++++ Supplied material ++++

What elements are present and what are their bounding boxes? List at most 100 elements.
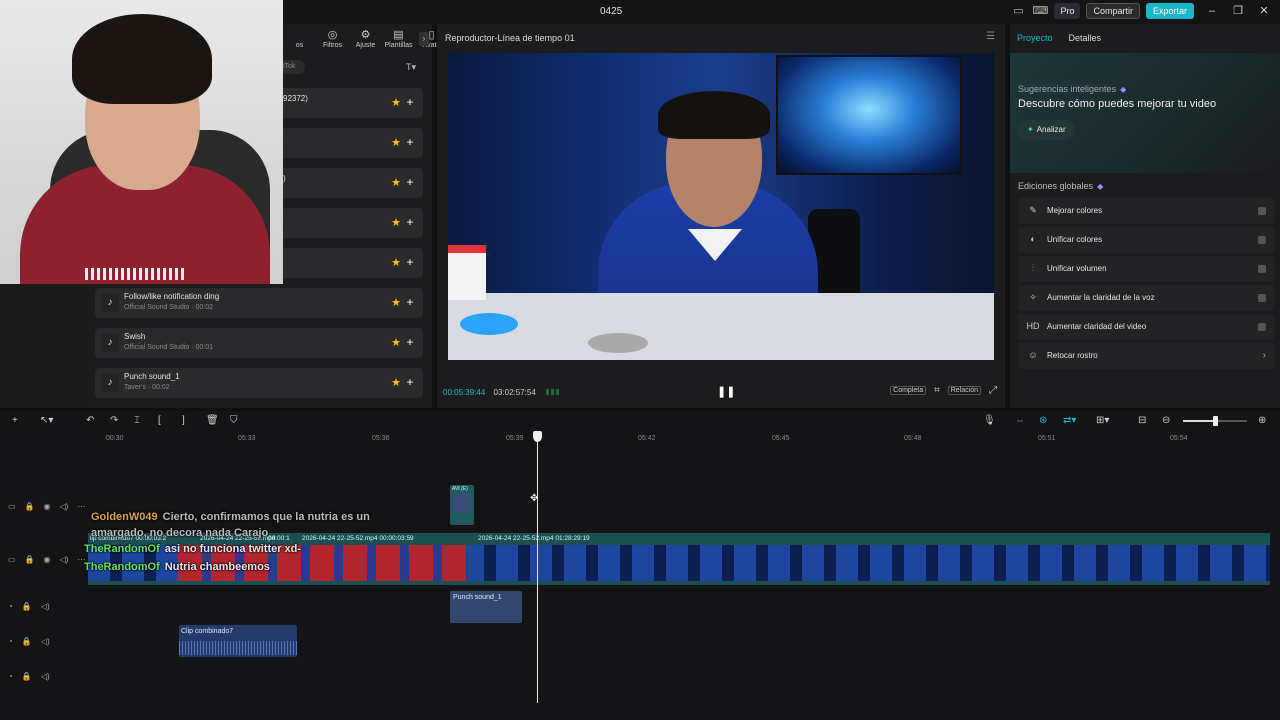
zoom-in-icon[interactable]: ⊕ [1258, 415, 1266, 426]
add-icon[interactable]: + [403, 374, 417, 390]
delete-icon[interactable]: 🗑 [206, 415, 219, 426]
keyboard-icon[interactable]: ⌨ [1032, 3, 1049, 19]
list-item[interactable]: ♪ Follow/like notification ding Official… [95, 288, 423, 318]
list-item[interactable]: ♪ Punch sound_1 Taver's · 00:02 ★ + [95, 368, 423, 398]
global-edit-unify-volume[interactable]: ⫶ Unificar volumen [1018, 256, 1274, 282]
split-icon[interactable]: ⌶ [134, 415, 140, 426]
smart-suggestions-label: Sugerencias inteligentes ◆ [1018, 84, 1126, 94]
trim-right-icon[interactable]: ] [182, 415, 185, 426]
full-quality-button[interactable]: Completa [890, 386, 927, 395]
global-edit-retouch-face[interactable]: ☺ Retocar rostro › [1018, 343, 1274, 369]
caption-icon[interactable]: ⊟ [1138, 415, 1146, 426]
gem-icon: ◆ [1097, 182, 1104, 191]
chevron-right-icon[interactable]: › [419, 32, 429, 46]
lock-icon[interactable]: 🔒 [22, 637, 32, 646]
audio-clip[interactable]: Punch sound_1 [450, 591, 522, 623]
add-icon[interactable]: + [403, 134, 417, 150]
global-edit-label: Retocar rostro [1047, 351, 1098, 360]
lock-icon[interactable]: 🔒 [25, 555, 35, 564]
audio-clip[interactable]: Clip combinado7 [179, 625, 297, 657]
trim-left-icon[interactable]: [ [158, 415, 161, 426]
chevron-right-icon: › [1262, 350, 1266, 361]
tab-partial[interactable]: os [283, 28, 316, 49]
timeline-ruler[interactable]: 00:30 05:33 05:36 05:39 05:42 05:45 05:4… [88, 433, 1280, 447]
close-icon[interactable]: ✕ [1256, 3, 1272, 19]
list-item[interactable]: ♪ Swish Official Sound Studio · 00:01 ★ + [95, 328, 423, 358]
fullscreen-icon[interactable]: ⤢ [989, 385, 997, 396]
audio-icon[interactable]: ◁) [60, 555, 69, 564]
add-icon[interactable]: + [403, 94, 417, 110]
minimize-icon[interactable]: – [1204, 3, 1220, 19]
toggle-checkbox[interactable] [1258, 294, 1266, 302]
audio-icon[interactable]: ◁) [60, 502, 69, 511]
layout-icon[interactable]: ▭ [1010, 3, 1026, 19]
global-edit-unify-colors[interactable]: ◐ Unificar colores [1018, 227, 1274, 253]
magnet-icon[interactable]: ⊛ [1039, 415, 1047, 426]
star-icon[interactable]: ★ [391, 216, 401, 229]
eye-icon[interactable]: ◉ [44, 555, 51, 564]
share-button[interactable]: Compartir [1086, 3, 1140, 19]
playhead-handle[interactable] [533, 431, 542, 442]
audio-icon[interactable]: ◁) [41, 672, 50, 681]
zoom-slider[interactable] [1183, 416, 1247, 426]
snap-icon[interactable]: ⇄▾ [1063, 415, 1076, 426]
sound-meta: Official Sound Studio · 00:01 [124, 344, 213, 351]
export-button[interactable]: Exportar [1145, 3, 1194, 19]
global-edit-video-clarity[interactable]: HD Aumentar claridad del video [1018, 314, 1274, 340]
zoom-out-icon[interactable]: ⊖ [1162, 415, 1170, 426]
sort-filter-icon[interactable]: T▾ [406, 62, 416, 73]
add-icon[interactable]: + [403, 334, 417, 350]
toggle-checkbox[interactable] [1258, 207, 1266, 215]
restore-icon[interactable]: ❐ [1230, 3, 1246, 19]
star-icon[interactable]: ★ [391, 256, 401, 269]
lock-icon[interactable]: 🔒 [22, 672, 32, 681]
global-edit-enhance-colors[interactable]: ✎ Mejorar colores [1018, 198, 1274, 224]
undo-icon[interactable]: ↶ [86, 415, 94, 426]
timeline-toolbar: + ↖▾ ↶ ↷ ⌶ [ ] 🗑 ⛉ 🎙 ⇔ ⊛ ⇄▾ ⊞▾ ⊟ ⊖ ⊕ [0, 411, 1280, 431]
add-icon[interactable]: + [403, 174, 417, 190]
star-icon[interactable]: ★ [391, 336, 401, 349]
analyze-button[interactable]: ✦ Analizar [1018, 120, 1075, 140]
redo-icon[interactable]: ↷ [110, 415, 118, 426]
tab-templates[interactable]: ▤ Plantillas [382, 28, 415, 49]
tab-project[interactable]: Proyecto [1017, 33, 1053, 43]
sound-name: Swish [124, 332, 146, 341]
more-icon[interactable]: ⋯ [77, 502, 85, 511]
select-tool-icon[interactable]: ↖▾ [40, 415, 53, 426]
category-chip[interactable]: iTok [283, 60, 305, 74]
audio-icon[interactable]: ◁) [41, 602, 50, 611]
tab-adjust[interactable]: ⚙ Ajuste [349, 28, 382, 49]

++++

Copy out, unchanged, the lines of the data above from the line containing "zoom-in-icon[interactable]: ⊕ [1258, 415, 1266, 426]" through the line containing "keyboard-icon[interactable]: ⌨ [1032, 3, 1049, 19]", both included.

zoom-in-icon[interactable]: ⊕ [1258, 415, 1266, 426]
add-icon[interactable]: + [403, 374, 417, 390]
delete-icon[interactable]: 🗑 [206, 415, 219, 426]
keyboard-icon[interactable]: ⌨ [1032, 3, 1049, 19]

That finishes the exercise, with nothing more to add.